Short task. Search the data for the string "Keeping" and gather each line it is in.

Data provided.

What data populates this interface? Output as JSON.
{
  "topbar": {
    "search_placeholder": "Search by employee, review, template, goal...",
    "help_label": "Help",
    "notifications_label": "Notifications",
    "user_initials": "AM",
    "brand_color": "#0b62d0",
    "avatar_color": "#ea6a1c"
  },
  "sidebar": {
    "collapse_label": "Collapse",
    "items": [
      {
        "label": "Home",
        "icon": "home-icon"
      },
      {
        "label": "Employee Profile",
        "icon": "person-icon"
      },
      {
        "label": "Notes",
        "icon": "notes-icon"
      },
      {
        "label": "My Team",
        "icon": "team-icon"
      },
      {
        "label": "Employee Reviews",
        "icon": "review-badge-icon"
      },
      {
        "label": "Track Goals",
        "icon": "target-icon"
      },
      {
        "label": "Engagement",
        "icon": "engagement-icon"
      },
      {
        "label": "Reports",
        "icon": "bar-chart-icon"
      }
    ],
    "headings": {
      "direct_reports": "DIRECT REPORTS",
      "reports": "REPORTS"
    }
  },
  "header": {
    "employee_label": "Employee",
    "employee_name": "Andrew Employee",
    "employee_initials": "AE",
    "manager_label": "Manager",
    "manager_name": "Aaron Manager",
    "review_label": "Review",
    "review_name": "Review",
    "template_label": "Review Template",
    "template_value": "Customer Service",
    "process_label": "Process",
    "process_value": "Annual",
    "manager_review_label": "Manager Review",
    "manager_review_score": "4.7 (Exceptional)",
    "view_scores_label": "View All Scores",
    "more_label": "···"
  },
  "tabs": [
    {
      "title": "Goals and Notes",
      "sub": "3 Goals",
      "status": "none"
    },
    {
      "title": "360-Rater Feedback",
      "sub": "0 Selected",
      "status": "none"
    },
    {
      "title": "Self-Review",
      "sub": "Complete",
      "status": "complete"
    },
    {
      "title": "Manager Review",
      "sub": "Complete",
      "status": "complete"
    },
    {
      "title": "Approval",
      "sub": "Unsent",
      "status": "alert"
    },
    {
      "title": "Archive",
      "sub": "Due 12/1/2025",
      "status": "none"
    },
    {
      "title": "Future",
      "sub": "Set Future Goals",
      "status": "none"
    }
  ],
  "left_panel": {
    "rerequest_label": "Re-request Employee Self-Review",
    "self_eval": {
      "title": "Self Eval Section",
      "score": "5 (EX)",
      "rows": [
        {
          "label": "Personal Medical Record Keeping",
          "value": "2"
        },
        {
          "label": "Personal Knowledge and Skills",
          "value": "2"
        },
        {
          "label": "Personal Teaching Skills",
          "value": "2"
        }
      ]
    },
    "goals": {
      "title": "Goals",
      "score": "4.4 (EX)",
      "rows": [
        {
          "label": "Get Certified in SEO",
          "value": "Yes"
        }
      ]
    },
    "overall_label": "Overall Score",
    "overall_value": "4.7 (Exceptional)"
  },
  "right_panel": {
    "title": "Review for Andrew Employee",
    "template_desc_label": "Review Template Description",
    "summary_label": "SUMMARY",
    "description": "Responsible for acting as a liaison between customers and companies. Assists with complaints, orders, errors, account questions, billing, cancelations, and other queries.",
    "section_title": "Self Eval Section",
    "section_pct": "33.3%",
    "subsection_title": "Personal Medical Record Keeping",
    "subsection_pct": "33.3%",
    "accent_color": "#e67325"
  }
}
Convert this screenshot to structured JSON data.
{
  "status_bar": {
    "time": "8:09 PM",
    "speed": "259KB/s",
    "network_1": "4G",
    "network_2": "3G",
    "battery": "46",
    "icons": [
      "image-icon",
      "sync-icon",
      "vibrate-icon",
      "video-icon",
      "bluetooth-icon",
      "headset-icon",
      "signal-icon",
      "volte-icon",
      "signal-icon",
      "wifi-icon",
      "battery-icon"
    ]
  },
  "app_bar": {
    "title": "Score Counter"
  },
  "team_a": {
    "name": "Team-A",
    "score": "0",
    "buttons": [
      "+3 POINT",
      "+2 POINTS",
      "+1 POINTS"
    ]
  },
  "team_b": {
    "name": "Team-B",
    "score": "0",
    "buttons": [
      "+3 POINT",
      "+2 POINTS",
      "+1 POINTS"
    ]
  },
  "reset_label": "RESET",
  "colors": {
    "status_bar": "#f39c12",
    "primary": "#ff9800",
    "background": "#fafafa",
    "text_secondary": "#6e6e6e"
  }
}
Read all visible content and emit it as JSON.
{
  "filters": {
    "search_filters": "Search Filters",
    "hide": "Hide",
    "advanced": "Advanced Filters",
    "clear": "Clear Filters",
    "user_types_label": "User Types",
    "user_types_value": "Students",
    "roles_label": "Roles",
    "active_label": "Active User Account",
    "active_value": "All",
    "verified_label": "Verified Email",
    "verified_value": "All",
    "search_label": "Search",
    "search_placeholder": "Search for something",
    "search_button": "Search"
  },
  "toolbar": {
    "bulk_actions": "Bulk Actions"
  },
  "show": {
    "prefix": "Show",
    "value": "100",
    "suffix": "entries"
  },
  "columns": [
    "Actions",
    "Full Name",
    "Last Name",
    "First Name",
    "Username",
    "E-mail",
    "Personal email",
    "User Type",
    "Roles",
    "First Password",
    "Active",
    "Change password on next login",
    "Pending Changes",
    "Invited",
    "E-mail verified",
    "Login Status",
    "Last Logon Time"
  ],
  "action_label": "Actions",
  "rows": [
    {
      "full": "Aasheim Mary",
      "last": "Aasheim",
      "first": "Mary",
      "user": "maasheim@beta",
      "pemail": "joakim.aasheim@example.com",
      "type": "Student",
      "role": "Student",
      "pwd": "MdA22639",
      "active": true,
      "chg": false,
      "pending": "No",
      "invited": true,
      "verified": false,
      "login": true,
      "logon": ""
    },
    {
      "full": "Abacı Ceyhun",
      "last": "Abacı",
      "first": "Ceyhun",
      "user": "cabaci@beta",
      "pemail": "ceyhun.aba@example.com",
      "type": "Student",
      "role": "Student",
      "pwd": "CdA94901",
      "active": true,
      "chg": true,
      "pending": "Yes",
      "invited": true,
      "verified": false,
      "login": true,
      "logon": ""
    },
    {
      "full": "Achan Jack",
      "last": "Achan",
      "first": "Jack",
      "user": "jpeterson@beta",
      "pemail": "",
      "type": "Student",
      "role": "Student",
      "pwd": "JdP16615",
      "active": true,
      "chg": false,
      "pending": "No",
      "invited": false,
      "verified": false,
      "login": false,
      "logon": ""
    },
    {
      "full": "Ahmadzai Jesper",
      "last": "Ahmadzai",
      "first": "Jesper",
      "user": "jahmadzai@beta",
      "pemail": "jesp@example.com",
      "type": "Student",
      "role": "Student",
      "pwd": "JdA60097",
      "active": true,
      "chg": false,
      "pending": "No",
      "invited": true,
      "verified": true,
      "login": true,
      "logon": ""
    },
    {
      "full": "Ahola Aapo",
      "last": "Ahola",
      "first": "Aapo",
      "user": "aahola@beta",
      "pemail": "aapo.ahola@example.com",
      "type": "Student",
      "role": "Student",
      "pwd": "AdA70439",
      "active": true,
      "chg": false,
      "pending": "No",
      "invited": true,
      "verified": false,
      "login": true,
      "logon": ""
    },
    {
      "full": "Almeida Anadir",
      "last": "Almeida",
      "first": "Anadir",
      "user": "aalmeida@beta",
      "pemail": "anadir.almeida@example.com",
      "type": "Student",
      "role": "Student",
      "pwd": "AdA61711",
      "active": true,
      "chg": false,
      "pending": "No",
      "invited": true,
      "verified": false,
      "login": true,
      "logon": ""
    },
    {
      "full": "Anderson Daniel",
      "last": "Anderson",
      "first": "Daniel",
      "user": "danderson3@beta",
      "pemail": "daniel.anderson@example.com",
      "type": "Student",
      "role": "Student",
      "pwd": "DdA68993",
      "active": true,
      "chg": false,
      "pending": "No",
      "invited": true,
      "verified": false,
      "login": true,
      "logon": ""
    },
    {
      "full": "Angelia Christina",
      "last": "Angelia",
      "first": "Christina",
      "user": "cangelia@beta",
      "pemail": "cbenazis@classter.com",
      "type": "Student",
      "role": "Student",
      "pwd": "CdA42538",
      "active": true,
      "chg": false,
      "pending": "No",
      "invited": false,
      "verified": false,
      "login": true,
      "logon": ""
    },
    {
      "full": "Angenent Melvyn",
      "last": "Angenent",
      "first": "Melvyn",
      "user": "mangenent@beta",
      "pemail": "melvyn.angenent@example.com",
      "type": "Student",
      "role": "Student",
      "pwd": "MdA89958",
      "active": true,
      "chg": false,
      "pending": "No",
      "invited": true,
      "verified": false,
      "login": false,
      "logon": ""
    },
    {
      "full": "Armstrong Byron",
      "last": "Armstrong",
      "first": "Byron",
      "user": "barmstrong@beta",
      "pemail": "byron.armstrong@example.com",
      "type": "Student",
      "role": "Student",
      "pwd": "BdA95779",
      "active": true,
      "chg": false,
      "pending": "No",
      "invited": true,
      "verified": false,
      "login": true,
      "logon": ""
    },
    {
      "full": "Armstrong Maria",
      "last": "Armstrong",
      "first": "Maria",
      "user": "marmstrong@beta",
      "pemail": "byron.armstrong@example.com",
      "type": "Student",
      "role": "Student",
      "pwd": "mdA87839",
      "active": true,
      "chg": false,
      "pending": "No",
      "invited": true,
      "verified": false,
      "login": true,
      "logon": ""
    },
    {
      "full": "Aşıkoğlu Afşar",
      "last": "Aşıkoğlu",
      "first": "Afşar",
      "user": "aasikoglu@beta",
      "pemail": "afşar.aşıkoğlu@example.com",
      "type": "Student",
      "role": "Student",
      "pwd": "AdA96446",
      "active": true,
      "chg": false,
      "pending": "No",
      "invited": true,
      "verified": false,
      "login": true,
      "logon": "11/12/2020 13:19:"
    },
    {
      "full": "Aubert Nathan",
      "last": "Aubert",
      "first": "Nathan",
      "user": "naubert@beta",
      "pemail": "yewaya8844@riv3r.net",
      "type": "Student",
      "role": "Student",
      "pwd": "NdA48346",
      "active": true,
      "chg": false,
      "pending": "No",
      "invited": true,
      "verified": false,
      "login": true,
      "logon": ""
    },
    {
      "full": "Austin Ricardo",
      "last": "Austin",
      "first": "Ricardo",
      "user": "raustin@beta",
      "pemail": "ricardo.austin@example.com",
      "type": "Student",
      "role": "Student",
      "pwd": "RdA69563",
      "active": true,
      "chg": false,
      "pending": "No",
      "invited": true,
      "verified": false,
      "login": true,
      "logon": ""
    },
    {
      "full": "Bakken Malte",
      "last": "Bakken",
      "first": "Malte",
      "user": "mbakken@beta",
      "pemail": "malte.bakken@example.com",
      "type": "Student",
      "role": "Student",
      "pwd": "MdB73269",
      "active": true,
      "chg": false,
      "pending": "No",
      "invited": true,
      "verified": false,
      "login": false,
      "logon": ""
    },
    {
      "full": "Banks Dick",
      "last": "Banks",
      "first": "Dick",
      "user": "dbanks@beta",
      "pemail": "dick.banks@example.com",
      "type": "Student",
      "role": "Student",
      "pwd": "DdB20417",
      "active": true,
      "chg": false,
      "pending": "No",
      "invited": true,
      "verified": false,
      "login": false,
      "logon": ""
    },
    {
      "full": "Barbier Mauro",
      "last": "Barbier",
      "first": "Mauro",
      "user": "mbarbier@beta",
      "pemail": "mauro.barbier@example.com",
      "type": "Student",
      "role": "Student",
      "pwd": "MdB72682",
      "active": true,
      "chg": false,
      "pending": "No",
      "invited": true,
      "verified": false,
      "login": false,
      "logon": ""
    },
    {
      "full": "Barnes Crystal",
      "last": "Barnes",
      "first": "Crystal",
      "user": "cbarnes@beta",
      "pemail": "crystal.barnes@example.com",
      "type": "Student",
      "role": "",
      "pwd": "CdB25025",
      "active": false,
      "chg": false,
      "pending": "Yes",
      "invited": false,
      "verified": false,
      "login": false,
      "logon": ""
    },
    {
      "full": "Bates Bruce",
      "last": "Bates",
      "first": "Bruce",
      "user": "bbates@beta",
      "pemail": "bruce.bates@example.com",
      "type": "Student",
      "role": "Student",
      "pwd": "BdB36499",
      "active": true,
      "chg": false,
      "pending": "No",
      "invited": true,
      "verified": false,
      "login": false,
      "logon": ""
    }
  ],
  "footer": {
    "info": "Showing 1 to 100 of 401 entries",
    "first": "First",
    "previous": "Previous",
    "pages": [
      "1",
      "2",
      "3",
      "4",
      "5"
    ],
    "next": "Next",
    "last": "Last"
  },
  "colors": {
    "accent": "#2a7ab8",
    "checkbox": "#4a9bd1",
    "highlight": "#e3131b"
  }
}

Answer to this problem.
          "label": "Personal Medical Record Keeping",
    "subsection_title": "Personal Medical Record Keeping",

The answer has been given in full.